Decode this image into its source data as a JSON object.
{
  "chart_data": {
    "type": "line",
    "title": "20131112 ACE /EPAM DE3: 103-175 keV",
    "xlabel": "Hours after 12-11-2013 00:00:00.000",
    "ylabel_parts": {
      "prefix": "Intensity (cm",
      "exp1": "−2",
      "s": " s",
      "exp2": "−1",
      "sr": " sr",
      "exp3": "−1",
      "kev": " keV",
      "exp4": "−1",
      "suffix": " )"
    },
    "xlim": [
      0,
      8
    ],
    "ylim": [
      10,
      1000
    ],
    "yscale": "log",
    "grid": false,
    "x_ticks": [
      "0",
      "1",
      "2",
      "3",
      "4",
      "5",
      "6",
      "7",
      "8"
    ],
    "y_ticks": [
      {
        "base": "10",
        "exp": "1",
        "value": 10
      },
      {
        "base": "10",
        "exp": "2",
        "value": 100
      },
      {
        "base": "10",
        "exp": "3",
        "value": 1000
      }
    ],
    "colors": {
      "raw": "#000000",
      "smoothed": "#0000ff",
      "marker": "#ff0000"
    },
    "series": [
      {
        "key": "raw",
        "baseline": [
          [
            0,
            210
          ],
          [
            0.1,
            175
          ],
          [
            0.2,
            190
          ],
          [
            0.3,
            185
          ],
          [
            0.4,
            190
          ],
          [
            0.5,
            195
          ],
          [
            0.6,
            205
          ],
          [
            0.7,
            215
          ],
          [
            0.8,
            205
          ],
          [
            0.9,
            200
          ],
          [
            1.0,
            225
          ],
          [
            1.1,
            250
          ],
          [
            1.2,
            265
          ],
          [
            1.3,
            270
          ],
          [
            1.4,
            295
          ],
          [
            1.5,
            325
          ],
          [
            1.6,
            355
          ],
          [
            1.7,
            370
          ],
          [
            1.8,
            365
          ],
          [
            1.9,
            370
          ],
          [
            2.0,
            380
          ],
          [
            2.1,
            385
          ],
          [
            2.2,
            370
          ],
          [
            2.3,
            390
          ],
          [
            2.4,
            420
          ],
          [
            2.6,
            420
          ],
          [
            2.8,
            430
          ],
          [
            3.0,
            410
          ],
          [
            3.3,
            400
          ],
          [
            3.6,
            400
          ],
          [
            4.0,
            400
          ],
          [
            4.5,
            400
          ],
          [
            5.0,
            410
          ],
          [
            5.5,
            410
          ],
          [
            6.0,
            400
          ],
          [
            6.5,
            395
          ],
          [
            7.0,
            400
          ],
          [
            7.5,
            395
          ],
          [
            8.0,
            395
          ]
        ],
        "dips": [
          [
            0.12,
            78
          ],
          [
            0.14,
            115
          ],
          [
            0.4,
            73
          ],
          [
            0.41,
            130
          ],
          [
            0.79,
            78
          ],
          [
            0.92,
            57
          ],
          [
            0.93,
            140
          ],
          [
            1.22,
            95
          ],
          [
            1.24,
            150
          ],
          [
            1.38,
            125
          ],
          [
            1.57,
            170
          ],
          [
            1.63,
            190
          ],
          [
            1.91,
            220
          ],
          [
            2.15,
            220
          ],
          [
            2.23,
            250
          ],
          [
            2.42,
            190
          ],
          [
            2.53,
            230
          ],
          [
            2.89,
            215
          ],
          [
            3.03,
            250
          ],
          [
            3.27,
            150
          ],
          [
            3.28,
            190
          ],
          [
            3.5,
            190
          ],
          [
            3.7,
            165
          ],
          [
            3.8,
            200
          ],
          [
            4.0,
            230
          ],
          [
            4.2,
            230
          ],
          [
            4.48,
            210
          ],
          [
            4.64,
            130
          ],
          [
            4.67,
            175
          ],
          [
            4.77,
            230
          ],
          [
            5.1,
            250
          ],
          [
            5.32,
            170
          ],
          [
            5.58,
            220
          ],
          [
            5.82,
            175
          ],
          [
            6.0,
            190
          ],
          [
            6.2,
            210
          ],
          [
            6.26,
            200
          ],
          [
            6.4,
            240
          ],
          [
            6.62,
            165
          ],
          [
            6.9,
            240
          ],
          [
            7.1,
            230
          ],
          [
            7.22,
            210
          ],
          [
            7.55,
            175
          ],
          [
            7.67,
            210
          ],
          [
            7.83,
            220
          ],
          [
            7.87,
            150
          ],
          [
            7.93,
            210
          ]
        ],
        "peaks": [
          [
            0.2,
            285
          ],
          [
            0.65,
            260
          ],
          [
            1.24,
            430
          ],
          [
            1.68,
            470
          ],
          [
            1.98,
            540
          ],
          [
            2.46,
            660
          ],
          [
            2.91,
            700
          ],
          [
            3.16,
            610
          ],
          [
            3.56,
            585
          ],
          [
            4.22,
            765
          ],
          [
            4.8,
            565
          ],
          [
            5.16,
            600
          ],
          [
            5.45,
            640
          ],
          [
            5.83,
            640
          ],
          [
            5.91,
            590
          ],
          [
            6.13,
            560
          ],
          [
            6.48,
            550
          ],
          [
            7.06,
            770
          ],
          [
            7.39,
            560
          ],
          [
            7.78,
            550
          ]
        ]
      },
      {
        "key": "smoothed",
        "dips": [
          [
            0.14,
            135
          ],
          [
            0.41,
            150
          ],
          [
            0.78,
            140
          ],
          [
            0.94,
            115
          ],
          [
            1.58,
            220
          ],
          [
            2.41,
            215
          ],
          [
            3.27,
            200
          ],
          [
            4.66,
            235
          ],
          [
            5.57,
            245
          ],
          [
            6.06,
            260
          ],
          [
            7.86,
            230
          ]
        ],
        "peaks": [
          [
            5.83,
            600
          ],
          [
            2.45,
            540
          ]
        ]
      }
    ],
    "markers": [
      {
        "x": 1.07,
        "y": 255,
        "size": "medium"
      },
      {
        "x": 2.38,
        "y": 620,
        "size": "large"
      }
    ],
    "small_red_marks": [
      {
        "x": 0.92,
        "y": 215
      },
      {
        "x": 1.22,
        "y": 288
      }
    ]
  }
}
* * *
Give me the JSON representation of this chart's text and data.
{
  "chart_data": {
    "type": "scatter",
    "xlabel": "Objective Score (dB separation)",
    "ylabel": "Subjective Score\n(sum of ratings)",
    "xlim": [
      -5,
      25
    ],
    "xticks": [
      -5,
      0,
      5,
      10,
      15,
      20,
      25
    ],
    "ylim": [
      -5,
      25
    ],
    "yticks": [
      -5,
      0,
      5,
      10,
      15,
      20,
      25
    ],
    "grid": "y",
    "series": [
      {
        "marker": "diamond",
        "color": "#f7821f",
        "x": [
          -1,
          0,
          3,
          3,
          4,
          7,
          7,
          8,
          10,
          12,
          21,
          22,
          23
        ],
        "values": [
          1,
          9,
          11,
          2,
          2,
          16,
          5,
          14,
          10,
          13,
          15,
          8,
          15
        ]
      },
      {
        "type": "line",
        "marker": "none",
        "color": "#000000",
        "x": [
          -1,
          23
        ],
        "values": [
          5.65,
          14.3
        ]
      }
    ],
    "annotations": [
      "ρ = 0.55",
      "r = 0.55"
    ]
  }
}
==
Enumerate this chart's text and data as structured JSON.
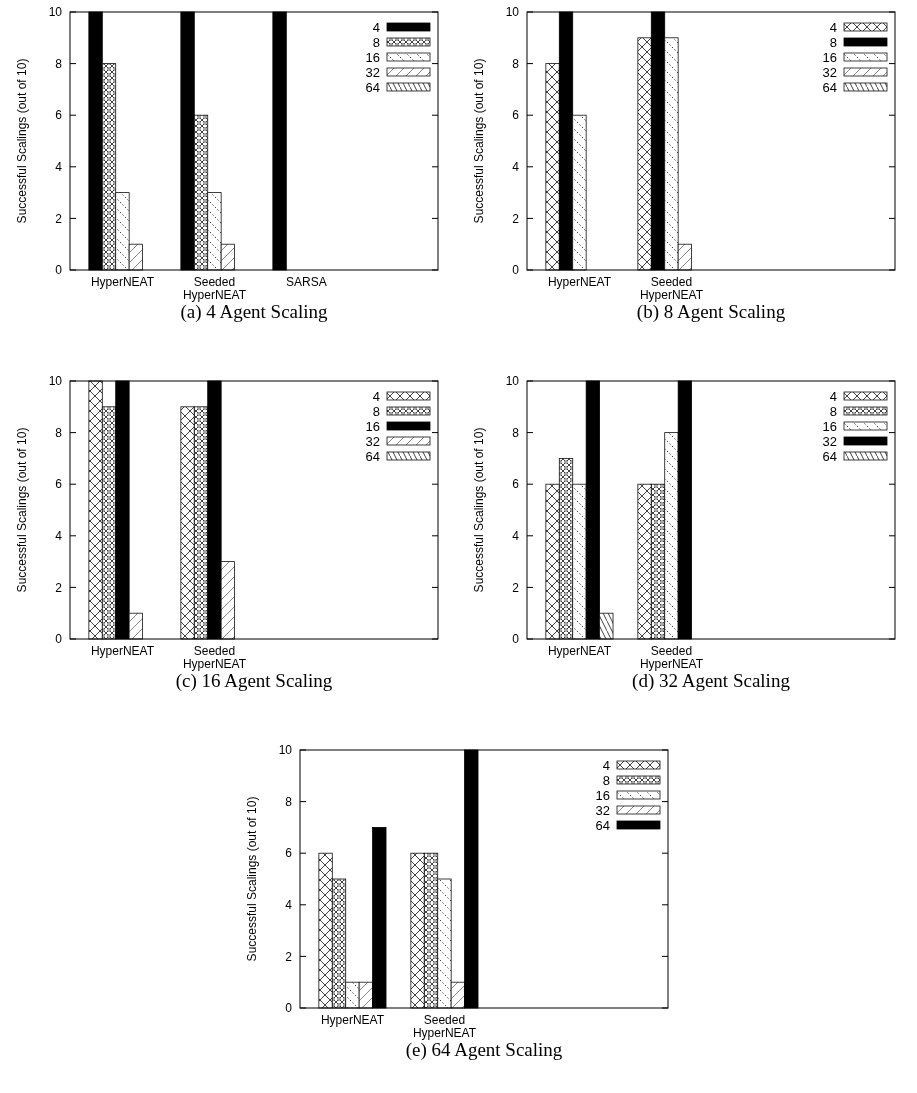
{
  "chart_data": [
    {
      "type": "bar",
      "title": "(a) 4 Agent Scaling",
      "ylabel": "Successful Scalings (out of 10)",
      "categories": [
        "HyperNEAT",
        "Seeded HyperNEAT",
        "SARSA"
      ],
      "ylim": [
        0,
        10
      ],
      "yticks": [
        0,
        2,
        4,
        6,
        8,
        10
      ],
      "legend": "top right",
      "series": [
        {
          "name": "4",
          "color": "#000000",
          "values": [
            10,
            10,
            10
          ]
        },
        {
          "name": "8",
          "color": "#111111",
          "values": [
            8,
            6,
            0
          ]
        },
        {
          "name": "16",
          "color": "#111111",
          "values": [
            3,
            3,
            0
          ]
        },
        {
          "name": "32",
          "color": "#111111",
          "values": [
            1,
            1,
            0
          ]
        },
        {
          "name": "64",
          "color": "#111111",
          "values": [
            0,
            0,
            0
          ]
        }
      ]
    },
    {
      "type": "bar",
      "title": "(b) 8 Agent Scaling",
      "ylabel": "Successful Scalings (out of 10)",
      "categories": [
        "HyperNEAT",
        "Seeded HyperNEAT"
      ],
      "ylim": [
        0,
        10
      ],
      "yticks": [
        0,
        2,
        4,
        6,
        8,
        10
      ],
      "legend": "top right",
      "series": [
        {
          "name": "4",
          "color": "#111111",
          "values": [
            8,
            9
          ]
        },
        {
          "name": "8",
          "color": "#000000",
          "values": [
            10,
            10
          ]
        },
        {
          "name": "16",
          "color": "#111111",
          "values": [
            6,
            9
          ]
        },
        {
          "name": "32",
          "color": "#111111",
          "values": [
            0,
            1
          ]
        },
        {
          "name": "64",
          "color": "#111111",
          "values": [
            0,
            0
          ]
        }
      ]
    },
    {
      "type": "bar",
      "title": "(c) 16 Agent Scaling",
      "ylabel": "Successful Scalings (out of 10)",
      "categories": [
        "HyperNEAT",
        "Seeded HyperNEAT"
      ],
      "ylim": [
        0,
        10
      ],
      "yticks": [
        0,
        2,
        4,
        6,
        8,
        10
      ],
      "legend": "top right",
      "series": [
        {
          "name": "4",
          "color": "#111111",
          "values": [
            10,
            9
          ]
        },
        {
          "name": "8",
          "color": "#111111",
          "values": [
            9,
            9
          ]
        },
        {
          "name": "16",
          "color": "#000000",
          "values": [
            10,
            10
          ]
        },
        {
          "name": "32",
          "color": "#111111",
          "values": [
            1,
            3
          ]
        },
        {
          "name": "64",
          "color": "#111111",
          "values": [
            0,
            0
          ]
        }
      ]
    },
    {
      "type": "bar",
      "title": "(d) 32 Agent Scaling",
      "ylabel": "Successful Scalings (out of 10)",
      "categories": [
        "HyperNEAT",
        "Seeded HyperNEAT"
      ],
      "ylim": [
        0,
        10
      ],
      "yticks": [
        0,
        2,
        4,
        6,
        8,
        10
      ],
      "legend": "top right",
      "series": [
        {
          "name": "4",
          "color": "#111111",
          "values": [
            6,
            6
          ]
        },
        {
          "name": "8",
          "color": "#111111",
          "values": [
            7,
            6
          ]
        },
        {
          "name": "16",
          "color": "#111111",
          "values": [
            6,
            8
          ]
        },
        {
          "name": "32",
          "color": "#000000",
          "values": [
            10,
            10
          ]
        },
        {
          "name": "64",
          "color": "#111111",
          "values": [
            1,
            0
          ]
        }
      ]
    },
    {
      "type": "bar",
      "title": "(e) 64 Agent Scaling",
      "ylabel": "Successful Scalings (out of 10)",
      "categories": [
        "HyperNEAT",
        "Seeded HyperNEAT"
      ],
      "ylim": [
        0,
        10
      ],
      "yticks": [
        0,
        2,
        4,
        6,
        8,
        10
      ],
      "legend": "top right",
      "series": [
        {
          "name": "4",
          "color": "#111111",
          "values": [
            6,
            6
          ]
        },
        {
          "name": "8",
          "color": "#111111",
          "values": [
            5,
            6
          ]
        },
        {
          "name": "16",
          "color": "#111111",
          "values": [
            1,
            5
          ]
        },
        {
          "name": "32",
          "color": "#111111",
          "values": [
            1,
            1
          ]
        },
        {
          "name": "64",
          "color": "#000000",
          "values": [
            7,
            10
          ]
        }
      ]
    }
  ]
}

## EXERCISE REQUIREMENTS
Extract, from the material above, each line holding the word "JSON".

## ANSWER TO THIS EXERCISE
Decode this image into its source data as a JSON object.
Give me the JSON representation of this chart's text and data.
Enumerate this chart's text and data as structured JSON.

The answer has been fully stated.